**Instructions for the task:** Reproduce every record exactly as it appears, but not the pictures.

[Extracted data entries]
________________________________________
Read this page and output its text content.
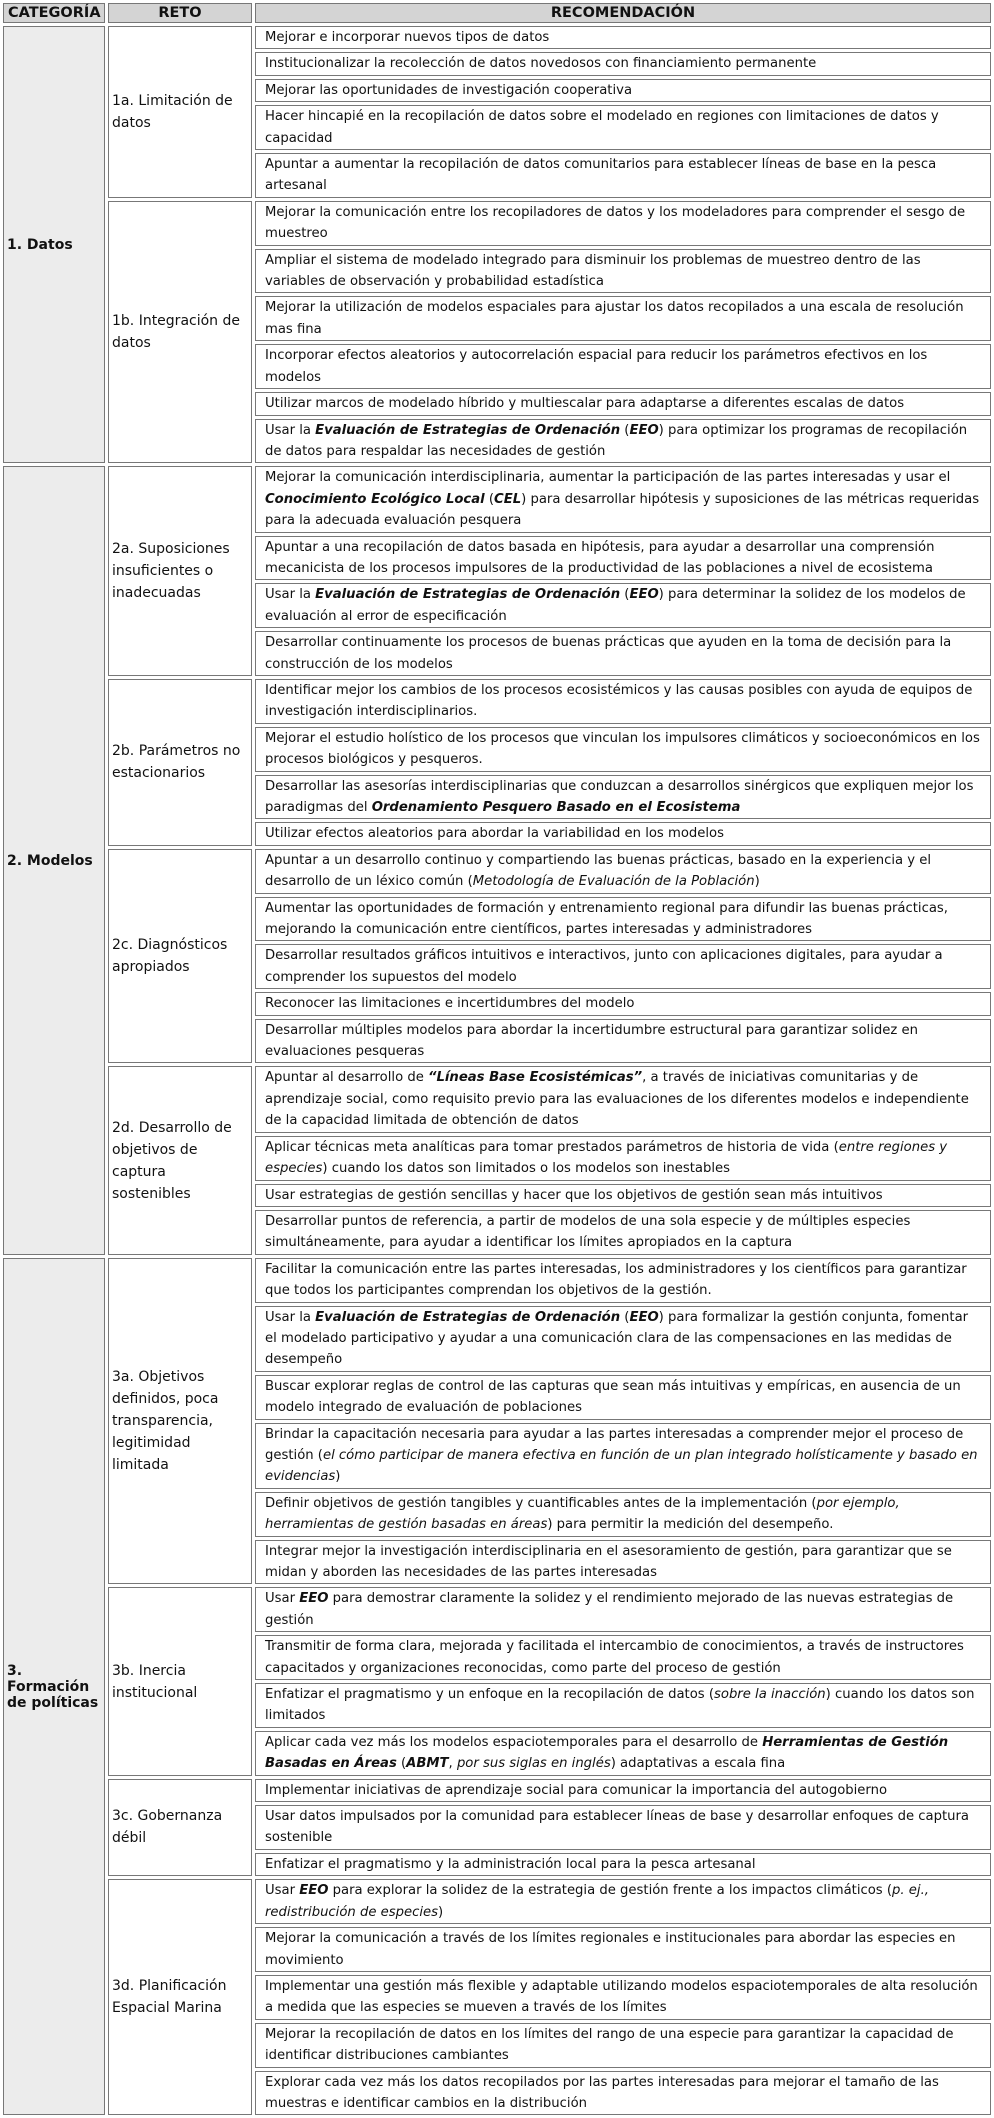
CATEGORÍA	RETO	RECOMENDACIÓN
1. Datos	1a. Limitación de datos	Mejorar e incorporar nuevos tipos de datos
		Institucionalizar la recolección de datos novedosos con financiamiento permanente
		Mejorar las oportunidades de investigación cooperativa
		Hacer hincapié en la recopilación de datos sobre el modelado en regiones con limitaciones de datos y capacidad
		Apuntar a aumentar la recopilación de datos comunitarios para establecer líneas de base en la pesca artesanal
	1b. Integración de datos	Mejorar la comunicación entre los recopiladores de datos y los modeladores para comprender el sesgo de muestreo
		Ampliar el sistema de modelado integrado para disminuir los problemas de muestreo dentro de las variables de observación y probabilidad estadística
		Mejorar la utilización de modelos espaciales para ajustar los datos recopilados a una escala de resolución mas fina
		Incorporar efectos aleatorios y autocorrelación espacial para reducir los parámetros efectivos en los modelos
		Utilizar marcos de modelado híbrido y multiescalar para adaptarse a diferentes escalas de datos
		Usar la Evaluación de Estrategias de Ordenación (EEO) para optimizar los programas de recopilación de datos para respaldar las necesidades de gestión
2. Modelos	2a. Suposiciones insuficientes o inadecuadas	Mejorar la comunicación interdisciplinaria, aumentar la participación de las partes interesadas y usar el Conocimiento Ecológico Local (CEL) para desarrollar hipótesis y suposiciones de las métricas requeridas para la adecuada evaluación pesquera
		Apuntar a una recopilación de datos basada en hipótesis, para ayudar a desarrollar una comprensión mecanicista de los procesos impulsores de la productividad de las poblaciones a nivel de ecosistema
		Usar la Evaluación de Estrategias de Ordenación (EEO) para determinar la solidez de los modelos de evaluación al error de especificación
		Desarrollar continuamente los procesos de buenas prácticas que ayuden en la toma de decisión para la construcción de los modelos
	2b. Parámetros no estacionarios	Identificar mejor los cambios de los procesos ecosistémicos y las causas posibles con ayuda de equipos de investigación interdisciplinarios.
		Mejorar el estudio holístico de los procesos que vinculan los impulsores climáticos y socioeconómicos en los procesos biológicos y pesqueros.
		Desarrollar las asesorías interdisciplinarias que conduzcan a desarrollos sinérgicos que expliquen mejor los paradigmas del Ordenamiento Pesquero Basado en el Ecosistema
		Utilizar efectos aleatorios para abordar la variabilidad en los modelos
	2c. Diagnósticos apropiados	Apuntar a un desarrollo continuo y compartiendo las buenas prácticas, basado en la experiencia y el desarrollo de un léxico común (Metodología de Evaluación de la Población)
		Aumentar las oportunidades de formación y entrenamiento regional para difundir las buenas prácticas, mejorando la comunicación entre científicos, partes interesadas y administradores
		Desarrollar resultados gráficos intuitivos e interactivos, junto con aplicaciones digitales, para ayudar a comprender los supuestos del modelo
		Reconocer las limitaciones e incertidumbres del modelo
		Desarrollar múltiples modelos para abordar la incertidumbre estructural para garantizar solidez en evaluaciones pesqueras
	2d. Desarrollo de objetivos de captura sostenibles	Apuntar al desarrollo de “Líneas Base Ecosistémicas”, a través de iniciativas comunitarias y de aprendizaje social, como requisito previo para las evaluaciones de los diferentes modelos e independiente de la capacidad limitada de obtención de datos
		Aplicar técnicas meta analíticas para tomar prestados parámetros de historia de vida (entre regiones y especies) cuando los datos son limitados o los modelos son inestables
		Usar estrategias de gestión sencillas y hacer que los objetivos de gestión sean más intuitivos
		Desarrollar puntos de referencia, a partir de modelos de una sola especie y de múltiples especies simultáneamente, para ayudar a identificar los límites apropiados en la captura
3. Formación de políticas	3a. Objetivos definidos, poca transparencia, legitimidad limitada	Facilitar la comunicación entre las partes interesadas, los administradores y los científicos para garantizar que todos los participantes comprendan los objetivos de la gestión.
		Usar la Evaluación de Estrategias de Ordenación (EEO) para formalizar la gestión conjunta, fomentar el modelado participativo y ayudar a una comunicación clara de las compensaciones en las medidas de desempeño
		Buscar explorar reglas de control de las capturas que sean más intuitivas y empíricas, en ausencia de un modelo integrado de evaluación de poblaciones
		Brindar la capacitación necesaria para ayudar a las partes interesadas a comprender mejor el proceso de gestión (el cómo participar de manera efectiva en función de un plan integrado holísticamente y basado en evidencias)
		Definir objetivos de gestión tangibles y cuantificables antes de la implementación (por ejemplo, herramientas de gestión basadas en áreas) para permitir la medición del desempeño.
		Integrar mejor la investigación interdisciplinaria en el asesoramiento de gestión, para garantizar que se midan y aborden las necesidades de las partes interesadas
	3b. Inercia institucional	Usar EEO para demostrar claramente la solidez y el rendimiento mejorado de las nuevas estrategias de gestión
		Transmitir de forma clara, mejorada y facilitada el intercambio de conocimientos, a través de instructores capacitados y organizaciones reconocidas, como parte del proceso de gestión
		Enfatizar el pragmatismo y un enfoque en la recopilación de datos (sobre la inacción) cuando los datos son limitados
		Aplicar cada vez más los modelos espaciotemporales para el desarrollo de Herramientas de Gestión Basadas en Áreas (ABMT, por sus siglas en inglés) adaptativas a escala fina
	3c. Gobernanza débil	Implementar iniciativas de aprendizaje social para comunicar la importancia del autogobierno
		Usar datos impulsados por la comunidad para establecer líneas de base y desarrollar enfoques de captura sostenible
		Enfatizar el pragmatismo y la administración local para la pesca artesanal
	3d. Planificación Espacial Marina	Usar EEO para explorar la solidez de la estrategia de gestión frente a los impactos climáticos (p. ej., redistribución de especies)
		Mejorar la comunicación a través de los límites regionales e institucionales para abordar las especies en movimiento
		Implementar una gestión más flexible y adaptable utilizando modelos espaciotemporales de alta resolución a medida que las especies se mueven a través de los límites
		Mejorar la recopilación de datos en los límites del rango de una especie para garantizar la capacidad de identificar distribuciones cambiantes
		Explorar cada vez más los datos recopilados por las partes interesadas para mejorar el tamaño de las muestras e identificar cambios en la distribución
________________________________________
**Response:**
Read this page and output its text content.
CATEGORÍA	RETO	RECOMENDACIÓN
1. Datos	1a. Limitación de datos	Mejorar e incorporar nuevos tipos de datos
		Institucionalizar la recolección de datos novedosos con financiamiento permanente
		Mejorar las oportunidades de investigación cooperativa
		Hacer hincapié en la recopilación de datos sobre el modelado en regiones con limitaciones de datos y capacidad
		Apuntar a aumentar la recopilación de datos comunitarios para establecer líneas de base en la pesca artesanal
	1b. Integración de datos	Mejorar la comunicación entre los recopiladores de datos y los modeladores para comprender el sesgo de muestreo
		Ampliar el sistema de modelado integrado para disminuir los problemas de muestreo dentro de las variables de observación y probabilidad estadística
		Mejorar la utilización de modelos espaciales para ajustar los datos recopilados a una escala de resolución mas fina
		Incorporar efectos aleatorios y autocorrelación espacial para reducir los parámetros efectivos en los modelos
		Utilizar marcos de modelado híbrido y multiescalar para adaptarse a diferentes escalas de datos
		Usar la Evaluación de Estrategias de Ordenación (EEO) para optimizar los programas de recopilación de datos para respaldar las necesidades de gestión
2. Modelos	2a. Suposiciones insuficientes o inadecuadas	Mejorar la comunicación interdisciplinaria, aumentar la participación de las partes interesadas y usar el Conocimiento Ecológico Local (CEL) para desarrollar hipótesis y suposiciones de las métricas requeridas para la adecuada evaluación pesquera
		Apuntar a una recopilación de datos basada en hipótesis, para ayudar a desarrollar una comprensión mecanicista de los procesos impulsores de la productividad de las poblaciones a nivel de ecosistema
		Usar la Evaluación de Estrategias de Ordenación (EEO) para determinar la solidez de los modelos de evaluación al error de especificación
		Desarrollar continuamente los procesos de buenas prácticas que ayuden en la toma de decisión para la construcción de los modelos
	2b. Parámetros no estacionarios	Identificar mejor los cambios de los procesos ecosistémicos y las causas posibles con ayuda de equipos de investigación interdisciplinarios.
		Mejorar el estudio holístico de los procesos que vinculan los impulsores climáticos y socioeconómicos en los procesos biológicos y pesqueros.
		Desarrollar las asesorías interdisciplinarias que conduzcan a desarrollos sinérgicos que expliquen mejor los paradigmas del Ordenamiento Pesquero Basado en el Ecosistema
		Utilizar efectos aleatorios para abordar la variabilidad en los modelos
	2c. Diagnósticos apropiados	Apuntar a un desarrollo continuo y compartiendo las buenas prácticas, basado en la experiencia y el desarrollo de un léxico común (Metodología de Evaluación de la Población)
		Aumentar las oportunidades de formación y entrenamiento regional para difundir las buenas prácticas, mejorando la comunicación entre científicos, partes interesadas y administradores
		Desarrollar resultados gráficos intuitivos e interactivos, junto con aplicaciones digitales, para ayudar a comprender los supuestos del modelo
		Reconocer las limitaciones e incertidumbres del modelo
		Desarrollar múltiples modelos para abordar la incertidumbre estructural para garantizar solidez en evaluaciones pesqueras
	2d. Desarrollo de objetivos de captura sostenibles	Apuntar al desarrollo de “Líneas Base Ecosistémicas”, a través de iniciativas comunitarias y de aprendizaje social, como requisito previo para las evaluaciones de los diferentes modelos e independiente de la capacidad limitada de obtención de datos
		Aplicar técnicas meta analíticas para tomar prestados parámetros de historia de vida (entre regiones y especies) cuando los datos son limitados o los modelos son inestables
		Usar estrategias de gestión sencillas y hacer que los objetivos de gestión sean más intuitivos
		Desarrollar puntos de referencia, a partir de modelos de una sola especie y de múltiples especies simultáneamente, para ayudar a identificar los límites apropiados en la captura
3. Formación de políticas	3a. Objetivos definidos, poca transparencia, legitimidad limitada	Facilitar la comunicación entre las partes interesadas, los administradores y los científicos para garantizar que todos los participantes comprendan los objetivos de la gestión.
		Usar la Evaluación de Estrategias de Ordenación (EEO) para formalizar la gestión conjunta, fomentar el modelado participativo y ayudar a una comunicación clara de las compensaciones en las medidas de desempeño
		Buscar explorar reglas de control de las capturas que sean más intuitivas y empíricas, en ausencia de un modelo integrado de evaluación de poblaciones
		Brindar la capacitación necesaria para ayudar a las partes interesadas a comprender mejor el proceso de gestión (el cómo participar de manera efectiva en función de un plan integrado holísticamente y basado en evidencias)
		Definir objetivos de gestión tangibles y cuantificables antes de la implementación (por ejemplo, herramientas de gestión basadas en áreas) para permitir la medición del desempeño.
		Integrar mejor la investigación interdisciplinaria en el asesoramiento de gestión, para garantizar que se midan y aborden las necesidades de las partes interesadas
	3b. Inercia institucional	Usar EEO para demostrar claramente la solidez y el rendimiento mejorado de las nuevas estrategias de gestión
		Transmitir de forma clara, mejorada y facilitada el intercambio de conocimientos, a través de instructores capacitados y organizaciones reconocidas, como parte del proceso de gestión
		Enfatizar el pragmatismo y un enfoque en la recopilación de datos (sobre la inacción) cuando los datos son limitados
		Aplicar cada vez más los modelos espaciotemporales para el desarrollo de Herramientas de Gestión Basadas en Áreas (ABMT, por sus siglas en inglés) adaptativas a escala fina
	3c. Gobernanza débil	Implementar iniciativas de aprendizaje social para comunicar la importancia del autogobierno
		Usar datos impulsados por la comunidad para establecer líneas de base y desarrollar enfoques de captura sostenible
		Enfatizar el pragmatismo y la administración local para la pesca artesanal
	3d. Planificación Espacial Marina	Usar EEO para explorar la solidez de la estrategia de gestión frente a los impactos climáticos (p. ej., redistribución de especies)
		Mejorar la comunicación a través de los límites regionales e institucionales para abordar las especies en movimiento
		Implementar una gestión más flexible y adaptable utilizando modelos espaciotemporales de alta resolución a medida que las especies se mueven a través de los límites
		Mejorar la recopilación de datos en los límites del rango de una especie para garantizar la capacidad de identificar distribuciones cambiantes
		Explorar cada vez más los datos recopilados por las partes interesadas para mejorar el tamaño de las muestras e identificar cambios en la distribución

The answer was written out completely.